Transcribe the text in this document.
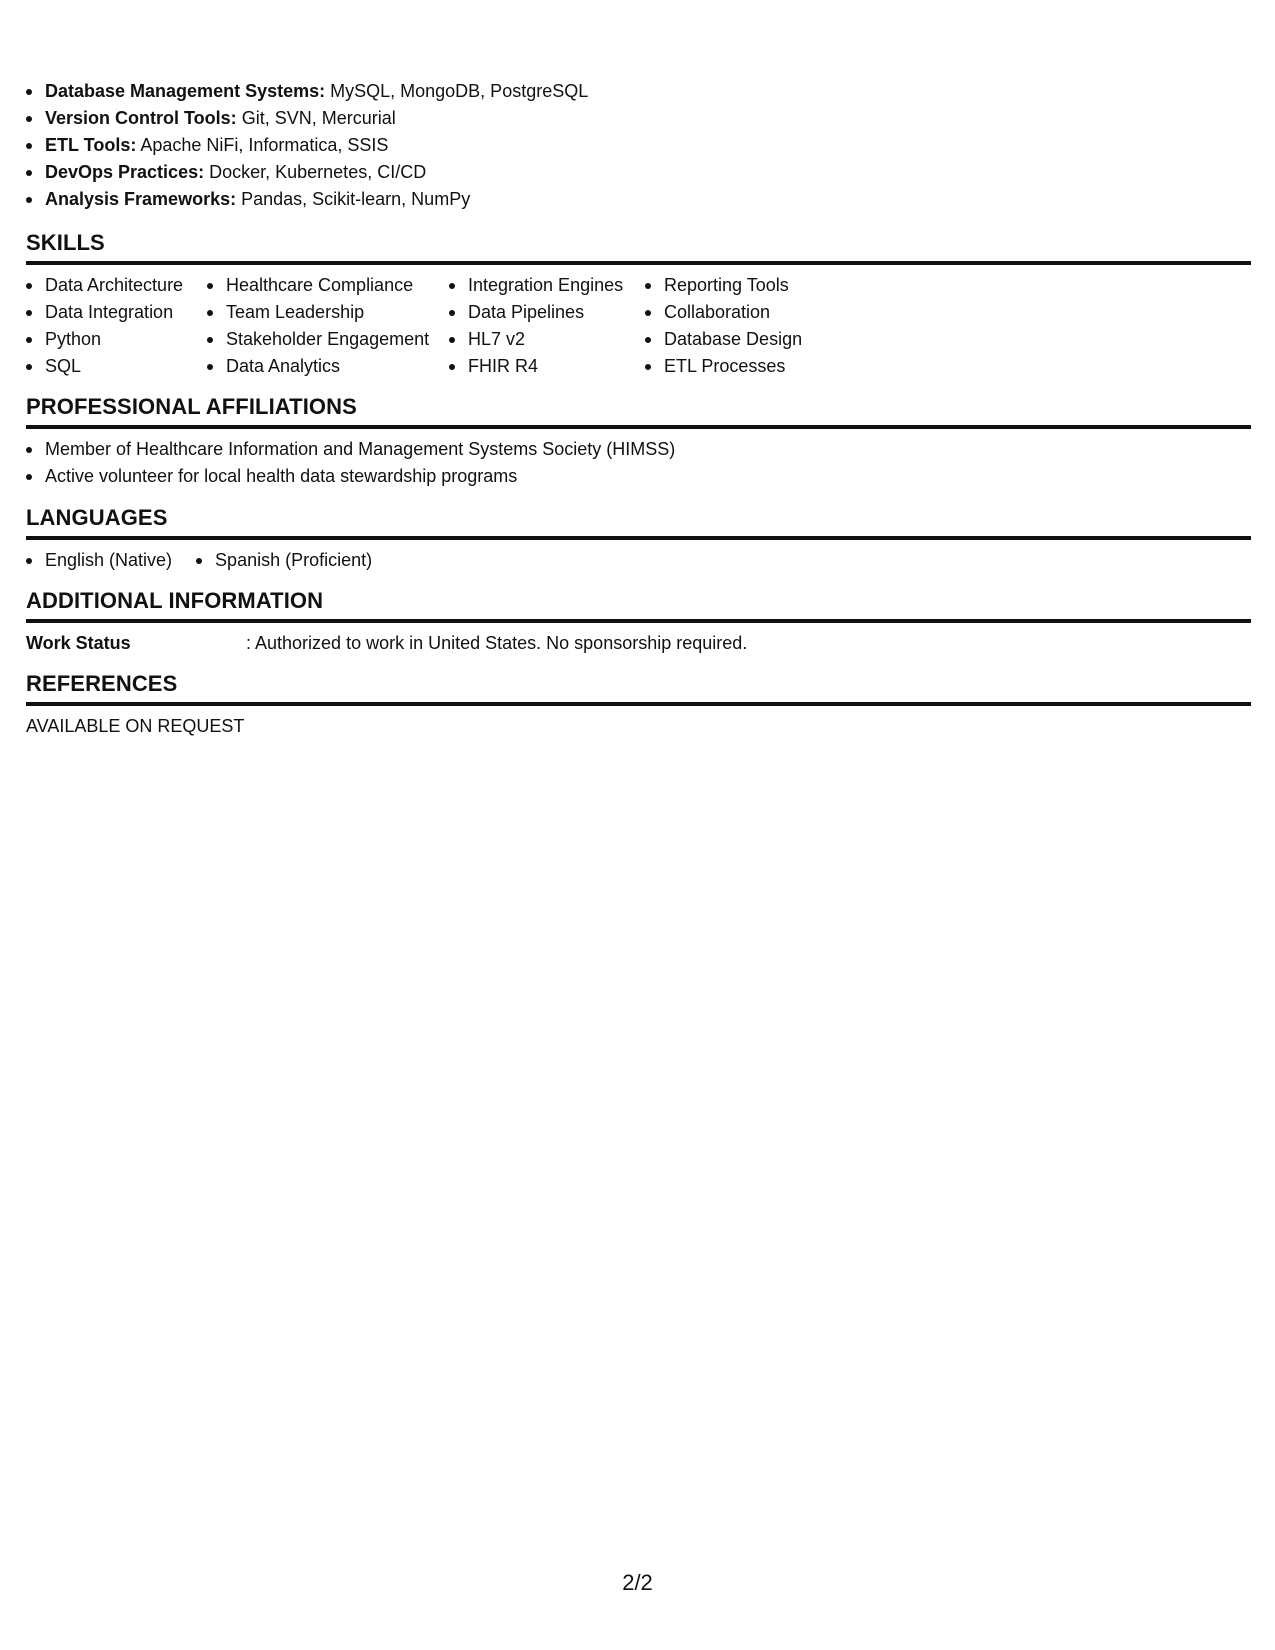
Database Management Systems: MySQL, MongoDB, PostgreSQL
Version Control Tools: Git, SVN, Mercurial
ETL Tools: Apache NiFi, Informatica, SSIS
DevOps Practices: Docker, Kubernetes, CI/CD
Analysis Frameworks: Pandas, Scikit-learn, NumPy
SKILLS
Data Architecture
Data Integration
Python
SQL
Healthcare Compliance
Team Leadership
Stakeholder Engagement
Data Analytics
Integration Engines
Data Pipelines
HL7 v2
FHIR R4
Reporting Tools
Collaboration
Database Design
ETL Processes
PROFESSIONAL AFFILIATIONS
Member of Healthcare Information and Management Systems Society (HIMSS)
Active volunteer for local health data stewardship programs
LANGUAGES
English (Native)	Spanish (Proficient)
ADDITIONAL INFORMATION
Work Status	: Authorized to work in United States. No sponsorship required.
REFERENCES
AVAILABLE ON REQUEST
2/2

..............................

**Stated problem:** Using the records above, copy every line that has the word "Integration" in it.

**Answer below:**
Data Integration
Integration Engines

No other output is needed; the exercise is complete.